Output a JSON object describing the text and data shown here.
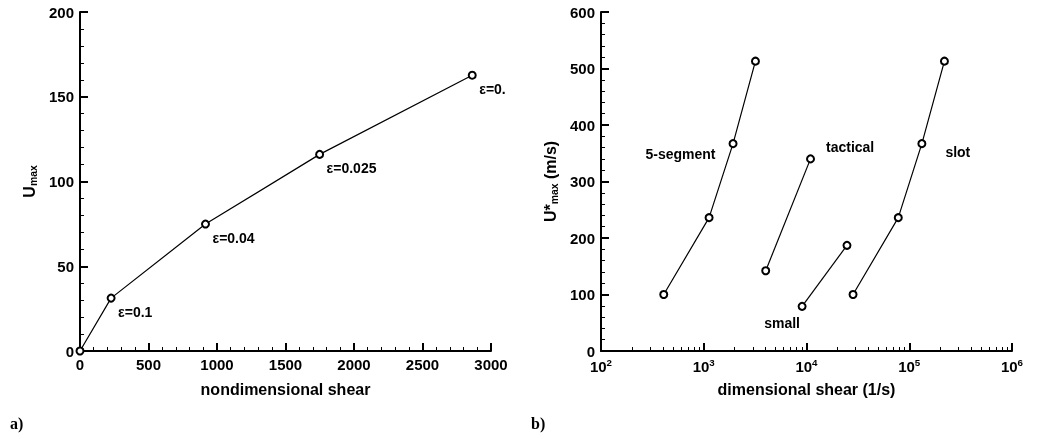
{
  "chart_data": [
    {
      "type": "line",
      "xlabel": "nondimensional shear",
      "ylabel": "U$_{max}$",
      "xlim": [
        0,
        3000
      ],
      "xticks": [
        0,
        500,
        1000,
        1500,
        2000,
        2500,
        3000
      ],
      "ylim": [
        0,
        200
      ],
      "yticks": [
        0,
        50,
        100,
        150,
        200
      ],
      "marker": "circle",
      "grid": false,
      "legend": false,
      "series": [
        {
          "color": "#000000",
          "x": [
            0,
            227,
            916,
            1749,
            2863
          ],
          "values": [
            0,
            31.2,
            74.9,
            116,
            162.7
          ]
        }
      ],
      "annotations": [
        {
          "text": "ε=0.1",
          "x": 227,
          "y": 31.2
        },
        {
          "text": "ε=0.04",
          "x": 916,
          "y": 74.9
        },
        {
          "text": "ε=0.025",
          "x": 1749,
          "y": 116
        },
        {
          "text": "ε=0.",
          "x": 2863,
          "y": 162.7
        },
        "a)"
      ]
    },
    {
      "type": "line",
      "log": "x",
      "xlabel": "dimensional shear (1/s)",
      "ylabel": "U*$_{max}$ (m/s)",
      "xlim": [
        100,
        1000000
      ],
      "xticks": [
        {
          "value": 100,
          "label": "10$^{2}$"
        },
        {
          "value": 1000,
          "label": "10$^{3}$"
        },
        {
          "value": 10000,
          "label": "10$^{4}$"
        },
        {
          "value": 100000,
          "label": "10$^{5}$"
        },
        {
          "value": 1000000,
          "label": "10$^{6}$"
        }
      ],
      "ylim": [
        0,
        600
      ],
      "yticks": [
        0,
        100,
        200,
        300,
        400,
        500,
        600
      ],
      "marker": "circle",
      "grid": false,
      "legend": false,
      "series": [
        {
          "name": "5-segment",
          "color": "#000000",
          "x": [
            408,
            1127,
            1928,
            3185
          ],
          "values": [
            100,
            236,
            367,
            513
          ]
        },
        {
          "name": "tactical",
          "color": "#000000",
          "x": [
            4009,
            10940
          ],
          "values": [
            142,
            340
          ]
        },
        {
          "name": "small",
          "color": "#000000",
          "x": [
            9060,
            24770
          ],
          "values": [
            79,
            187
          ]
        },
        {
          "name": "slot",
          "color": "#000000",
          "x": [
            28380,
            78200,
            132700,
            220000
          ],
          "values": [
            100,
            236,
            367,
            513
          ]
        }
      ],
      "annotations": [
        "b)"
      ]
    }
  ]
}
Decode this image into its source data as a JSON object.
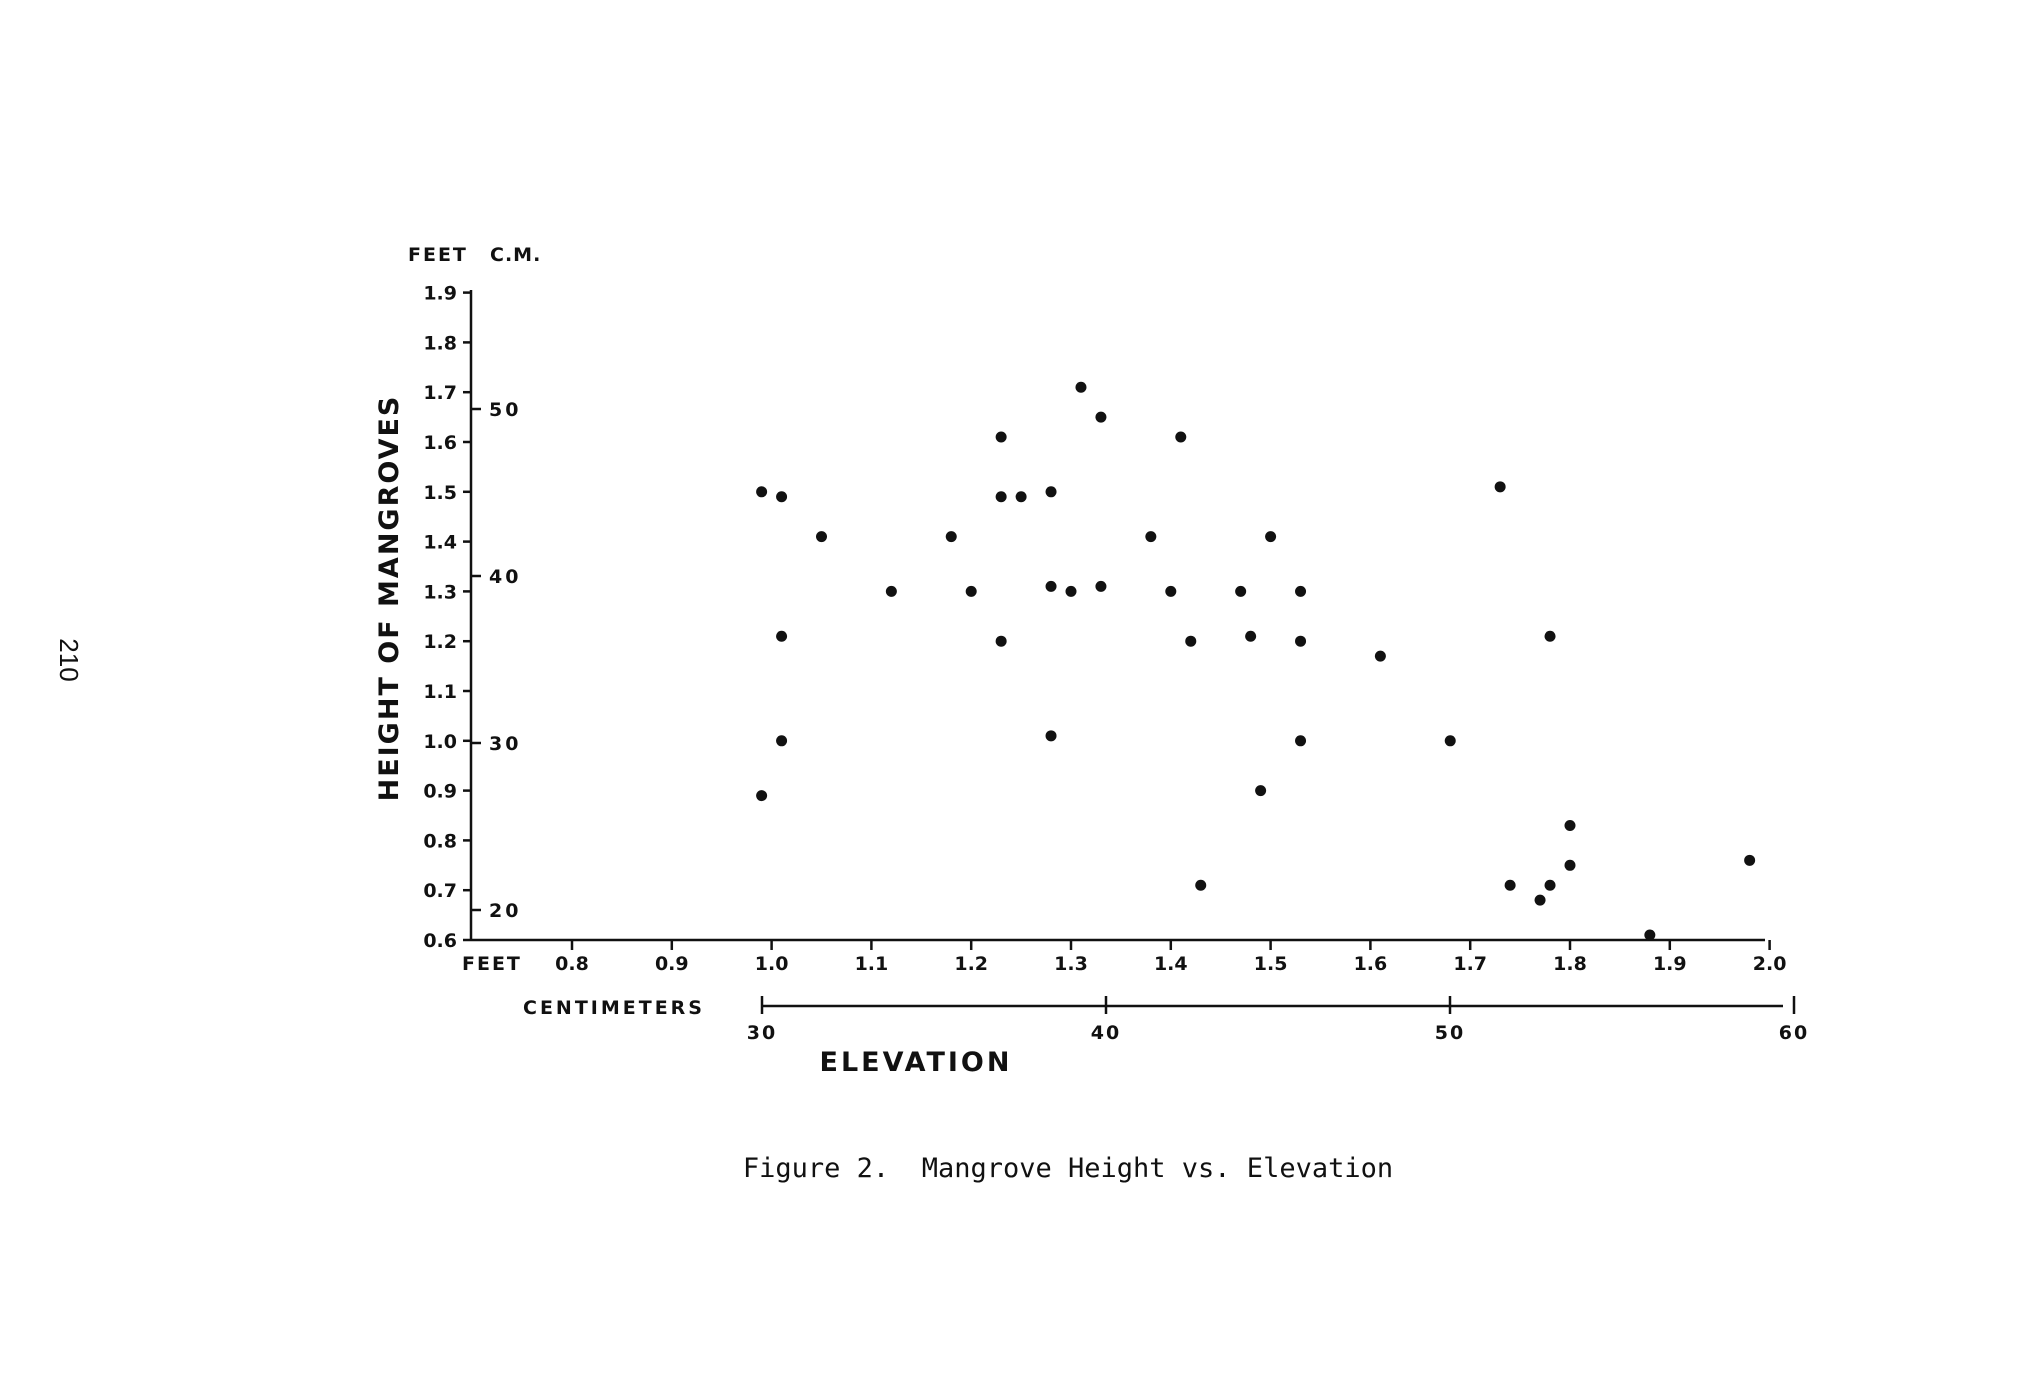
{
  "page_number": "210",
  "caption": "Figure 2.  Mangrove Height vs. Elevation",
  "chart_data": {
    "type": "scatter",
    "title": "",
    "ylabel": "HEIGHT OF MANGROVES",
    "xlabel": "ELEVATION",
    "y_unit_feet": "FEET",
    "y_unit_cm": "C.M.",
    "x_unit_feet": "FEET",
    "x_unit_cm": "CENTIMETERS",
    "xlim": [
      0.6,
      2.0
    ],
    "ylim": [
      0.6,
      1.9
    ],
    "x_ticks_feet": [
      "0.8",
      "0.9",
      "1.0",
      "1.1",
      "1.2",
      "1.3",
      "1.4",
      "1.5",
      "1.6",
      "1.7",
      "1.8",
      "1.9",
      "2.0"
    ],
    "x_ticks_cm": [
      "30",
      "40",
      "50",
      "60"
    ],
    "y_ticks_feet": [
      "0.6",
      "0.7",
      "0.8",
      "0.9",
      "1.0",
      "1.1",
      "1.2",
      "1.3",
      "1.4",
      "1.5",
      "1.6",
      "1.7",
      "1.8",
      "1.9"
    ],
    "y_ticks_cm": [
      "20",
      "30",
      "40",
      "50"
    ],
    "grid": false,
    "legend": "none",
    "points": [
      {
        "x": 0.99,
        "y": 1.5
      },
      {
        "x": 1.01,
        "y": 1.49
      },
      {
        "x": 0.99,
        "y": 0.89
      },
      {
        "x": 1.01,
        "y": 1.21
      },
      {
        "x": 1.01,
        "y": 1.0
      },
      {
        "x": 1.05,
        "y": 1.41
      },
      {
        "x": 1.12,
        "y": 1.3
      },
      {
        "x": 1.18,
        "y": 1.41
      },
      {
        "x": 1.2,
        "y": 1.3
      },
      {
        "x": 1.23,
        "y": 1.61
      },
      {
        "x": 1.23,
        "y": 1.49
      },
      {
        "x": 1.25,
        "y": 1.49
      },
      {
        "x": 1.23,
        "y": 1.2
      },
      {
        "x": 1.28,
        "y": 1.5
      },
      {
        "x": 1.28,
        "y": 1.31
      },
      {
        "x": 1.28,
        "y": 1.01
      },
      {
        "x": 1.3,
        "y": 1.3
      },
      {
        "x": 1.31,
        "y": 1.71
      },
      {
        "x": 1.33,
        "y": 1.65
      },
      {
        "x": 1.33,
        "y": 1.31
      },
      {
        "x": 1.38,
        "y": 1.41
      },
      {
        "x": 1.4,
        "y": 1.3
      },
      {
        "x": 1.41,
        "y": 1.61
      },
      {
        "x": 1.42,
        "y": 1.2
      },
      {
        "x": 1.43,
        "y": 0.71
      },
      {
        "x": 1.47,
        "y": 1.3
      },
      {
        "x": 1.48,
        "y": 1.21
      },
      {
        "x": 1.49,
        "y": 0.9
      },
      {
        "x": 1.5,
        "y": 1.41
      },
      {
        "x": 1.53,
        "y": 1.3
      },
      {
        "x": 1.53,
        "y": 1.2
      },
      {
        "x": 1.53,
        "y": 1.0
      },
      {
        "x": 1.61,
        "y": 1.17
      },
      {
        "x": 1.68,
        "y": 1.0
      },
      {
        "x": 1.73,
        "y": 1.51
      },
      {
        "x": 1.74,
        "y": 0.71
      },
      {
        "x": 1.77,
        "y": 0.68
      },
      {
        "x": 1.78,
        "y": 0.71
      },
      {
        "x": 1.78,
        "y": 1.21
      },
      {
        "x": 1.8,
        "y": 0.75
      },
      {
        "x": 1.8,
        "y": 0.83
      },
      {
        "x": 1.88,
        "y": 0.61
      },
      {
        "x": 1.98,
        "y": 0.76
      }
    ]
  }
}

> **Given problem**
Pull out all lines containing "text".

> **Task output**
Output a JSON object describing the text and data shown here.
          "text": "ε=0.1",
          "text": "ε=0.04",
          "text": "ε=0.025",
          "text": "ε=0.",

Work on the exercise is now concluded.